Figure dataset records
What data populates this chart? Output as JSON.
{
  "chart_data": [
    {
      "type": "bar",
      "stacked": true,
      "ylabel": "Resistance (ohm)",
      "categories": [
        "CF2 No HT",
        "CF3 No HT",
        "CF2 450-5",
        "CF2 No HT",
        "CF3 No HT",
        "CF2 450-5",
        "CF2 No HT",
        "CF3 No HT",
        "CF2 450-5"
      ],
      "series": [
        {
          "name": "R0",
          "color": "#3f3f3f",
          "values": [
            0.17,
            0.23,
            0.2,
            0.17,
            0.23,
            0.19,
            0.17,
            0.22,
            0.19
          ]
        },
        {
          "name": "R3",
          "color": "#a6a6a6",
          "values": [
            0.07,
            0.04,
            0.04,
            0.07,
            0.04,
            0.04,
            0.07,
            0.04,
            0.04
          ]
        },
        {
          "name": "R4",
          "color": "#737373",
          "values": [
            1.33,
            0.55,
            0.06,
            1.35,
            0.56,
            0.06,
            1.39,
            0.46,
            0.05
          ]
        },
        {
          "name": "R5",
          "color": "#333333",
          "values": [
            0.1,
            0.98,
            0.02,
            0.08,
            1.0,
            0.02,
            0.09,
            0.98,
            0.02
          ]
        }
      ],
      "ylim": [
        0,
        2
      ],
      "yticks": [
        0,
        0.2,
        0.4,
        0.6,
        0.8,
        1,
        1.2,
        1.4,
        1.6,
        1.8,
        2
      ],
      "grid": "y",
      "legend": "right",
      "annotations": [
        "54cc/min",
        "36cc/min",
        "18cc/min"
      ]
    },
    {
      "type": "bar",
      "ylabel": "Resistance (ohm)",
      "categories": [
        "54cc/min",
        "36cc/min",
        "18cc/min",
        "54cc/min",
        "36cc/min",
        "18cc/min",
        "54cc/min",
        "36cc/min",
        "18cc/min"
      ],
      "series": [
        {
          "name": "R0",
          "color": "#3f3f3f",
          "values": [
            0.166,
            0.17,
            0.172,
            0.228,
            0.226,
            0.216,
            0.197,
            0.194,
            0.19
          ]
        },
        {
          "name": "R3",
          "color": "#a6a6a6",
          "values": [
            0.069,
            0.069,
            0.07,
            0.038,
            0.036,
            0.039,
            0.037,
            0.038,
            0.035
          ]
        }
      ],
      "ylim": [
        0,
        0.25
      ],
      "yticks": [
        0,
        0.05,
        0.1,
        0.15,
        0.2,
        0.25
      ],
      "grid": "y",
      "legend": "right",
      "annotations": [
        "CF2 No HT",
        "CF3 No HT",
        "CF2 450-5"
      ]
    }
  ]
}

Direction ▸
Reproduce the entire listing word for word.

Written response ▸
What data populates this chart? Output as JSON.
{
  "chart_data": [
    {
      "type": "bar",
      "stacked": true,
      "ylabel": "Resistance (ohm)",
      "categories": [
        "CF2 No HT",
        "CF3 No HT",
        "CF2 450-5",
        "CF2 No HT",
        "CF3 No HT",
        "CF2 450-5",
        "CF2 No HT",
        "CF3 No HT",
        "CF2 450-5"
      ],
      "series": [
        {
          "name": "R0",
          "color": "#3f3f3f",
          "values": [
            0.17,
            0.23,
            0.2,
            0.17,
            0.23,
            0.19,
            0.17,
            0.22,
            0.19
          ]
        },
        {
          "name": "R3",
          "color": "#a6a6a6",
          "values": [
            0.07,
            0.04,
            0.04,
            0.07,
            0.04,
            0.04,
            0.07,
            0.04,
            0.04
          ]
        },
        {
          "name": "R4",
          "color": "#737373",
          "values": [
            1.33,
            0.55,
            0.06,
            1.35,
            0.56,
            0.06,
            1.39,
            0.46,
            0.05
          ]
        },
        {
          "name": "R5",
          "color": "#333333",
          "values": [
            0.1,
            0.98,
            0.02,
            0.08,
            1.0,
            0.02,
            0.09,
            0.98,
            0.02
          ]
        }
      ],
      "ylim": [
        0,
        2
      ],
      "yticks": [
        0,
        0.2,
        0.4,
        0.6,
        0.8,
        1,
        1.2,
        1.4,
        1.6,
        1.8,
        2
      ],
      "grid": "y",
      "legend": "right",
      "annotations": [
        "54cc/min",
        "36cc/min",
        "18cc/min"
      ]
    },
    {
      "type": "bar",
      "ylabel": "Resistance (ohm)",
      "categories": [
        "54cc/min",
        "36cc/min",
        "18cc/min",
        "54cc/min",
        "36cc/min",
        "18cc/min",
        "54cc/min",
        "36cc/min",
        "18cc/min"
      ],
      "series": [
        {
          "name": "R0",
          "color": "#3f3f3f",
          "values": [
            0.166,
            0.17,
            0.172,
            0.228,
            0.226,
            0.216,
            0.197,
            0.194,
            0.19
          ]
        },
        {
          "name": "R3",
          "color": "#a6a6a6",
          "values": [
            0.069,
            0.069,
            0.07,
            0.038,
            0.036,
            0.039,
            0.037,
            0.038,
            0.035
          ]
        }
      ],
      "ylim": [
        0,
        0.25
      ],
      "yticks": [
        0,
        0.05,
        0.1,
        0.15,
        0.2,
        0.25
      ],
      "grid": "y",
      "legend": "right",
      "annotations": [
        "CF2 No HT",
        "CF3 No HT",
        "CF2 450-5"
      ]
    }
  ]
}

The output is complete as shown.